- WHAT YOU ARE ASKED TO DO: What you return should match every record exactly, with the images removed.

- ROWS:
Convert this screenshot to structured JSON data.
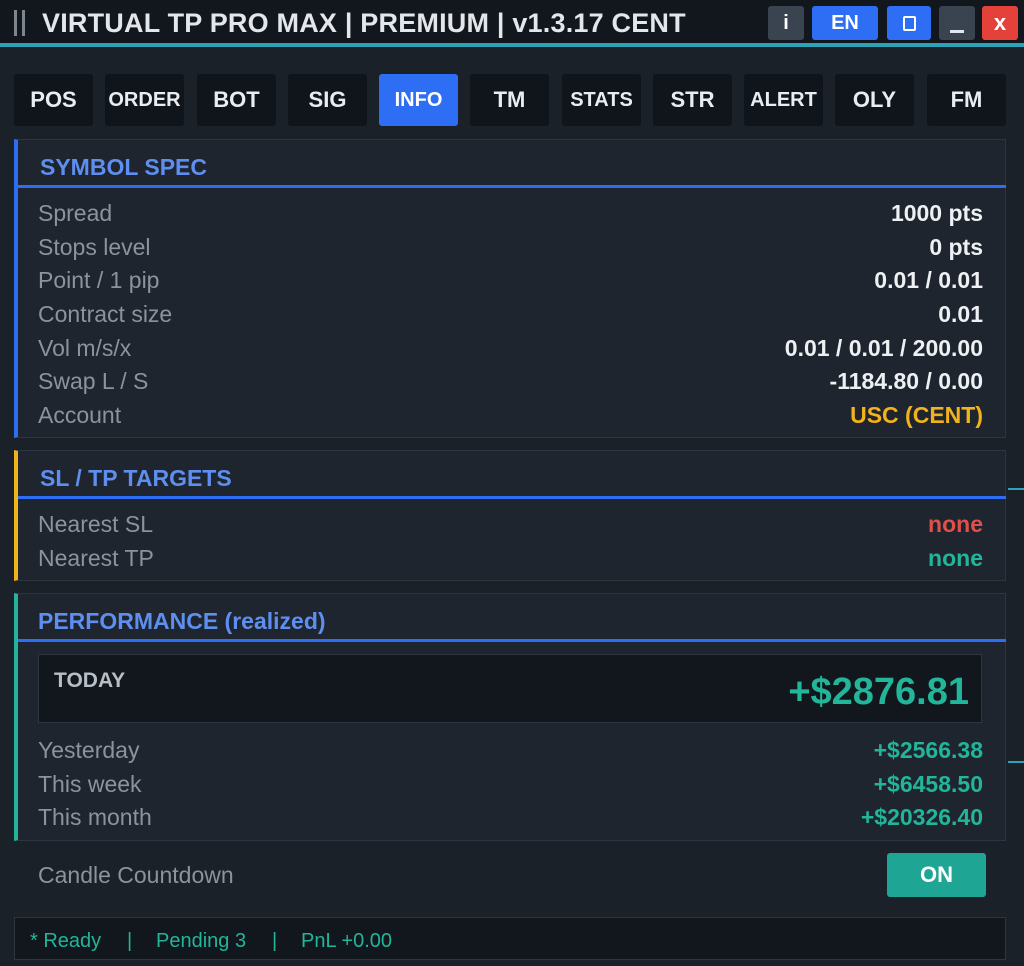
{
  "window": {
    "title": "VIRTUAL TP PRO MAX | PREMIUM | v1.3.17  CENT",
    "buttons": {
      "info": "i",
      "language": "EN",
      "close": "x"
    }
  },
  "tabs": [
    {
      "label": "POS"
    },
    {
      "label": "ORDER"
    },
    {
      "label": "BOT"
    },
    {
      "label": "SIG"
    },
    {
      "label": "INFO",
      "active": true
    },
    {
      "label": "TM"
    },
    {
      "label": "STATS"
    },
    {
      "label": "STR"
    },
    {
      "label": "ALERT"
    },
    {
      "label": "OLY"
    },
    {
      "label": "FM"
    }
  ],
  "symbol_spec": {
    "title": "SYMBOL SPEC",
    "rows": [
      {
        "label": "Spread",
        "value": "1000 pts"
      },
      {
        "label": "Stops level",
        "value": "0 pts"
      },
      {
        "label": "Point / 1 pip",
        "value": "0.01 / 0.01"
      },
      {
        "label": "Contract size",
        "value": "0.01"
      },
      {
        "label": "Vol m/s/x",
        "value": "0.01 / 0.01 / 200.00"
      },
      {
        "label": "Swap L / S",
        "value": "-1184.80 / 0.00"
      },
      {
        "label": "Account",
        "value": "USC (CENT)"
      }
    ]
  },
  "sl_tp": {
    "title": "SL / TP TARGETS",
    "rows": [
      {
        "label": "Nearest SL",
        "value": "none"
      },
      {
        "label": "Nearest TP",
        "value": "none"
      }
    ]
  },
  "performance": {
    "title": "PERFORMANCE (realized)",
    "today_label": "TODAY",
    "today_value": "+$2876.81",
    "rows": [
      {
        "label": "Yesterday",
        "value": "+$2566.38"
      },
      {
        "label": "This week",
        "value": "+$6458.50"
      },
      {
        "label": "This month",
        "value": "+$20326.40"
      }
    ]
  },
  "candle_countdown": {
    "label": "Candle Countdown",
    "toggle": "ON"
  },
  "status": {
    "ready": "* Ready",
    "sep": "|",
    "pending": "Pending 3",
    "pnl": "PnL +0.00"
  },
  "colors": {
    "accent_blue": "#2d6ef5",
    "positive": "#22b59a",
    "negative": "#e0504a",
    "gold": "#f2b21b"
  }
}
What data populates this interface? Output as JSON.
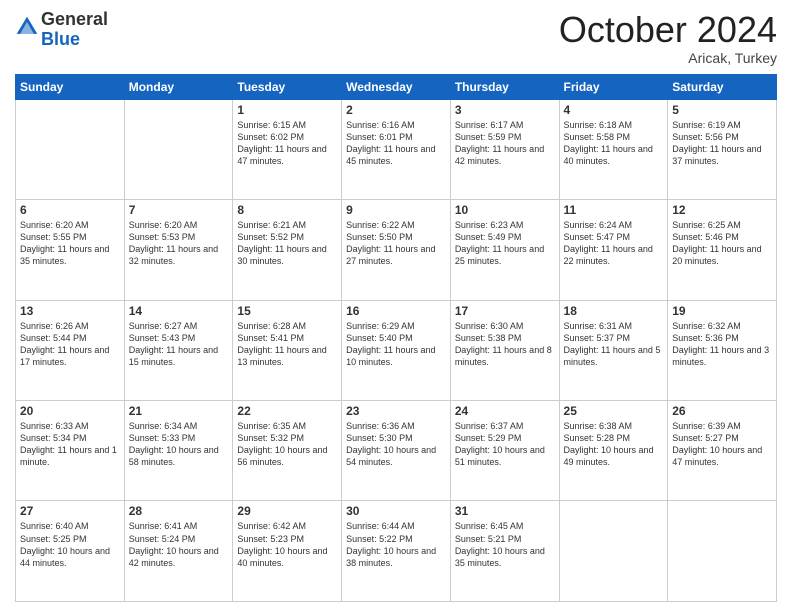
{
  "header": {
    "logo_line1": "General",
    "logo_line2": "Blue",
    "month": "October 2024",
    "location": "Aricak, Turkey"
  },
  "days_of_week": [
    "Sunday",
    "Monday",
    "Tuesday",
    "Wednesday",
    "Thursday",
    "Friday",
    "Saturday"
  ],
  "weeks": [
    [
      {
        "day": "",
        "info": ""
      },
      {
        "day": "",
        "info": ""
      },
      {
        "day": "1",
        "info": "Sunrise: 6:15 AM\nSunset: 6:02 PM\nDaylight: 11 hours and 47 minutes."
      },
      {
        "day": "2",
        "info": "Sunrise: 6:16 AM\nSunset: 6:01 PM\nDaylight: 11 hours and 45 minutes."
      },
      {
        "day": "3",
        "info": "Sunrise: 6:17 AM\nSunset: 5:59 PM\nDaylight: 11 hours and 42 minutes."
      },
      {
        "day": "4",
        "info": "Sunrise: 6:18 AM\nSunset: 5:58 PM\nDaylight: 11 hours and 40 minutes."
      },
      {
        "day": "5",
        "info": "Sunrise: 6:19 AM\nSunset: 5:56 PM\nDaylight: 11 hours and 37 minutes."
      }
    ],
    [
      {
        "day": "6",
        "info": "Sunrise: 6:20 AM\nSunset: 5:55 PM\nDaylight: 11 hours and 35 minutes."
      },
      {
        "day": "7",
        "info": "Sunrise: 6:20 AM\nSunset: 5:53 PM\nDaylight: 11 hours and 32 minutes."
      },
      {
        "day": "8",
        "info": "Sunrise: 6:21 AM\nSunset: 5:52 PM\nDaylight: 11 hours and 30 minutes."
      },
      {
        "day": "9",
        "info": "Sunrise: 6:22 AM\nSunset: 5:50 PM\nDaylight: 11 hours and 27 minutes."
      },
      {
        "day": "10",
        "info": "Sunrise: 6:23 AM\nSunset: 5:49 PM\nDaylight: 11 hours and 25 minutes."
      },
      {
        "day": "11",
        "info": "Sunrise: 6:24 AM\nSunset: 5:47 PM\nDaylight: 11 hours and 22 minutes."
      },
      {
        "day": "12",
        "info": "Sunrise: 6:25 AM\nSunset: 5:46 PM\nDaylight: 11 hours and 20 minutes."
      }
    ],
    [
      {
        "day": "13",
        "info": "Sunrise: 6:26 AM\nSunset: 5:44 PM\nDaylight: 11 hours and 17 minutes."
      },
      {
        "day": "14",
        "info": "Sunrise: 6:27 AM\nSunset: 5:43 PM\nDaylight: 11 hours and 15 minutes."
      },
      {
        "day": "15",
        "info": "Sunrise: 6:28 AM\nSunset: 5:41 PM\nDaylight: 11 hours and 13 minutes."
      },
      {
        "day": "16",
        "info": "Sunrise: 6:29 AM\nSunset: 5:40 PM\nDaylight: 11 hours and 10 minutes."
      },
      {
        "day": "17",
        "info": "Sunrise: 6:30 AM\nSunset: 5:38 PM\nDaylight: 11 hours and 8 minutes."
      },
      {
        "day": "18",
        "info": "Sunrise: 6:31 AM\nSunset: 5:37 PM\nDaylight: 11 hours and 5 minutes."
      },
      {
        "day": "19",
        "info": "Sunrise: 6:32 AM\nSunset: 5:36 PM\nDaylight: 11 hours and 3 minutes."
      }
    ],
    [
      {
        "day": "20",
        "info": "Sunrise: 6:33 AM\nSunset: 5:34 PM\nDaylight: 11 hours and 1 minute."
      },
      {
        "day": "21",
        "info": "Sunrise: 6:34 AM\nSunset: 5:33 PM\nDaylight: 10 hours and 58 minutes."
      },
      {
        "day": "22",
        "info": "Sunrise: 6:35 AM\nSunset: 5:32 PM\nDaylight: 10 hours and 56 minutes."
      },
      {
        "day": "23",
        "info": "Sunrise: 6:36 AM\nSunset: 5:30 PM\nDaylight: 10 hours and 54 minutes."
      },
      {
        "day": "24",
        "info": "Sunrise: 6:37 AM\nSunset: 5:29 PM\nDaylight: 10 hours and 51 minutes."
      },
      {
        "day": "25",
        "info": "Sunrise: 6:38 AM\nSunset: 5:28 PM\nDaylight: 10 hours and 49 minutes."
      },
      {
        "day": "26",
        "info": "Sunrise: 6:39 AM\nSunset: 5:27 PM\nDaylight: 10 hours and 47 minutes."
      }
    ],
    [
      {
        "day": "27",
        "info": "Sunrise: 6:40 AM\nSunset: 5:25 PM\nDaylight: 10 hours and 44 minutes."
      },
      {
        "day": "28",
        "info": "Sunrise: 6:41 AM\nSunset: 5:24 PM\nDaylight: 10 hours and 42 minutes."
      },
      {
        "day": "29",
        "info": "Sunrise: 6:42 AM\nSunset: 5:23 PM\nDaylight: 10 hours and 40 minutes."
      },
      {
        "day": "30",
        "info": "Sunrise: 6:44 AM\nSunset: 5:22 PM\nDaylight: 10 hours and 38 minutes."
      },
      {
        "day": "31",
        "info": "Sunrise: 6:45 AM\nSunset: 5:21 PM\nDaylight: 10 hours and 35 minutes."
      },
      {
        "day": "",
        "info": ""
      },
      {
        "day": "",
        "info": ""
      }
    ]
  ]
}
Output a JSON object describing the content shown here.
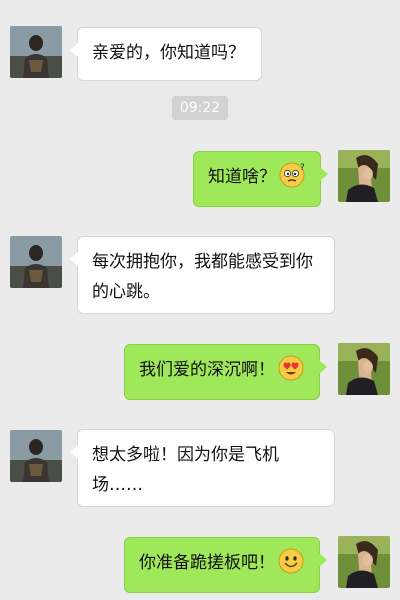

- THE OUTPUT:
Convert this screenshot to structured JSON data.
{
  "window": {
    "title": "VIRTUAL TP PRO MAX | PREMIUM | v1.3.17  CENT",
    "buttons": {
      "info": "i",
      "language": "EN",
      "close": "x"
    }
  },
  "tabs": [
    {
      "label": "POS"
    },
    {
      "label": "ORDER"
    },
    {
      "label": "BOT"
    },
    {
      "label": "SIG"
    },
    {
      "label": "INFO",
      "active": true
    },
    {
      "label": "TM"
    },
    {
      "label": "STATS"
    },
    {
      "label": "STR"
    },
    {
      "label": "ALERT"
    },
    {
      "label": "OLY"
    },
    {
      "label": "FM"
    }
  ],
  "symbol_spec": {
    "title": "SYMBOL SPEC",
    "rows": [
      {
        "label": "Spread",
        "value": "1000 pts"
      },
      {
        "label": "Stops level",
        "value": "0 pts"
      },
      {
        "label": "Point / 1 pip",
        "value": "0.01 / 0.01"
      },
      {
        "label": "Contract size",
        "value": "0.01"
      },
      {
        "label": "Vol m/s/x",
        "value": "0.01 / 0.01 / 200.00"
      },
      {
        "label": "Swap L / S",
        "value": "-1184.80 / 0.00"
      },
      {
        "label": "Account",
        "value": "USC (CENT)"
      }
    ]
  },
  "sl_tp": {
    "title": "SL / TP TARGETS",
    "rows": [
      {
        "label": "Nearest SL",
        "value": "none"
      },
      {
        "label": "Nearest TP",
        "value": "none"
      }
    ]
  },
  "performance": {
    "title": "PERFORMANCE (realized)",
    "today_label": "TODAY",
    "today_value": "+$2876.81",
    "rows": [
      {
        "label": "Yesterday",
        "value": "+$2566.38"
      },
      {
        "label": "This week",
        "value": "+$6458.50"
      },
      {
        "label": "This month",
        "value": "+$20326.40"
      }
    ]
  },
  "candle_countdown": {
    "label": "Candle Countdown",
    "toggle": "ON"
  },
  "status": {
    "ready": "* Ready",
    "sep": "|",
    "pending": "Pending 3",
    "pnl": "PnL +0.00"
  },
  "colors": {
    "accent_blue": "#2d6ef5",
    "positive": "#22b59a",
    "negative": "#e0504a",
    "gold": "#f2b21b"
  }
}
What data populates this interface? Output as JSON.
{
  "header": {
    "logo_line1": "General",
    "logo_line2": "Blue",
    "month": "October 2024",
    "location": "Aricak, Turkey"
  },
  "days_of_week": [
    "Sunday",
    "Monday",
    "Tuesday",
    "Wednesday",
    "Thursday",
    "Friday",
    "Saturday"
  ],
  "weeks": [
    [
      {
        "day": "",
        "info": ""
      },
      {
        "day": "",
        "info": ""
      },
      {
        "day": "1",
        "info": "Sunrise: 6:15 AM\nSunset: 6:02 PM\nDaylight: 11 hours and 47 minutes."
      },
      {
        "day": "2",
        "info": "Sunrise: 6:16 AM\nSunset: 6:01 PM\nDaylight: 11 hours and 45 minutes."
      },
      {
        "day": "3",
        "info": "Sunrise: 6:17 AM\nSunset: 5:59 PM\nDaylight: 11 hours and 42 minutes."
      },
      {
        "day": "4",
        "info": "Sunrise: 6:18 AM\nSunset: 5:58 PM\nDaylight: 11 hours and 40 minutes."
      },
      {
        "day": "5",
        "info": "Sunrise: 6:19 AM\nSunset: 5:56 PM\nDaylight: 11 hours and 37 minutes."
      }
    ],
    [
      {
        "day": "6",
        "info": "Sunrise: 6:20 AM\nSunset: 5:55 PM\nDaylight: 11 hours and 35 minutes."
      },
      {
        "day": "7",
        "info": "Sunrise: 6:20 AM\nSunset: 5:53 PM\nDaylight: 11 hours and 32 minutes."
      },
      {
        "day": "8",
        "info": "Sunrise: 6:21 AM\nSunset: 5:52 PM\nDaylight: 11 hours and 30 minutes."
      },
      {
        "day": "9",
        "info": "Sunrise: 6:22 AM\nSunset: 5:50 PM\nDaylight: 11 hours and 27 minutes."
      },
      {
        "day": "10",
        "info": "Sunrise: 6:23 AM\nSunset: 5:49 PM\nDaylight: 11 hours and 25 minutes."
      },
      {
        "day": "11",
        "info": "Sunrise: 6:24 AM\nSunset: 5:47 PM\nDaylight: 11 hours and 22 minutes."
      },
      {
        "day": "12",
        "info": "Sunrise: 6:25 AM\nSunset: 5:46 PM\nDaylight: 11 hours and 20 minutes."
      }
    ],
    [
      {
        "day": "13",
        "info": "Sunrise: 6:26 AM\nSunset: 5:44 PM\nDaylight: 11 hours and 17 minutes."
      },
      {
        "day": "14",
        "info": "Sunrise: 6:27 AM\nSunset: 5:43 PM\nDaylight: 11 hours and 15 minutes."
      },
      {
        "day": "15",
        "info": "Sunrise: 6:28 AM\nSunset: 5:41 PM\nDaylight: 11 hours and 13 minutes."
      },
      {
        "day": "16",
        "info": "Sunrise: 6:29 AM\nSunset: 5:40 PM\nDaylight: 11 hours and 10 minutes."
      },
      {
        "day": "17",
        "info": "Sunrise: 6:30 AM\nSunset: 5:38 PM\nDaylight: 11 hours and 8 minutes."
      },
      {
        "day": "18",
        "info": "Sunrise: 6:31 AM\nSunset: 5:37 PM\nDaylight: 11 hours and 5 minutes."
      },
      {
        "day": "19",
        "info": "Sunrise: 6:32 AM\nSunset: 5:36 PM\nDaylight: 11 hours and 3 minutes."
      }
    ],
    [
      {
        "day": "20",
        "info": "Sunrise: 6:33 AM\nSunset: 5:34 PM\nDaylight: 11 hours and 1 minute."
      },
      {
        "day": "21",
        "info": "Sunrise: 6:34 AM\nSunset: 5:33 PM\nDaylight: 10 hours and 58 minutes."
      },
      {
        "day": "22",
        "info": "Sunrise: 6:35 AM\nSunset: 5:32 PM\nDaylight: 10 hours and 56 minutes."
      },
      {
        "day": "23",
        "info": "Sunrise: 6:36 AM\nSunset: 5:30 PM\nDaylight: 10 hours and 54 minutes."
      },
      {
        "day": "24",
        "info": "Sunrise: 6:37 AM\nSunset: 5:29 PM\nDaylight: 10 hours and 51 minutes."
      },
      {
        "day": "25",
        "info": "Sunrise: 6:38 AM\nSunset: 5:28 PM\nDaylight: 10 hours and 49 minutes."
      },
      {
        "day": "26",
        "info": "Sunrise: 6:39 AM\nSunset: 5:27 PM\nDaylight: 10 hours and 47 minutes."
      }
    ],
    [
      {
        "day": "27",
        "info": "Sunrise: 6:40 AM\nSunset: 5:25 PM\nDaylight: 10 hours and 44 minutes."
      },
      {
        "day": "28",
        "info": "Sunrise: 6:41 AM\nSunset: 5:24 PM\nDaylight: 10 hours and 42 minutes."
      },
      {
        "day": "29",
        "info": "Sunrise: 6:42 AM\nSunset: 5:23 PM\nDaylight: 10 hours and 40 minutes."
      },
      {
        "day": "30",
        "info": "Sunrise: 6:44 AM\nSunset: 5:22 PM\nDaylight: 10 hours and 38 minutes."
      },
      {
        "day": "31",
        "info": "Sunrise: 6:45 AM\nSunset: 5:21 PM\nDaylight: 10 hours and 35 minutes."
      },
      {
        "day": "",
        "info": ""
      },
      {
        "day": "",
        "info": ""
      }
    ]
  ]
}
Output a JSON object describing the content shown here.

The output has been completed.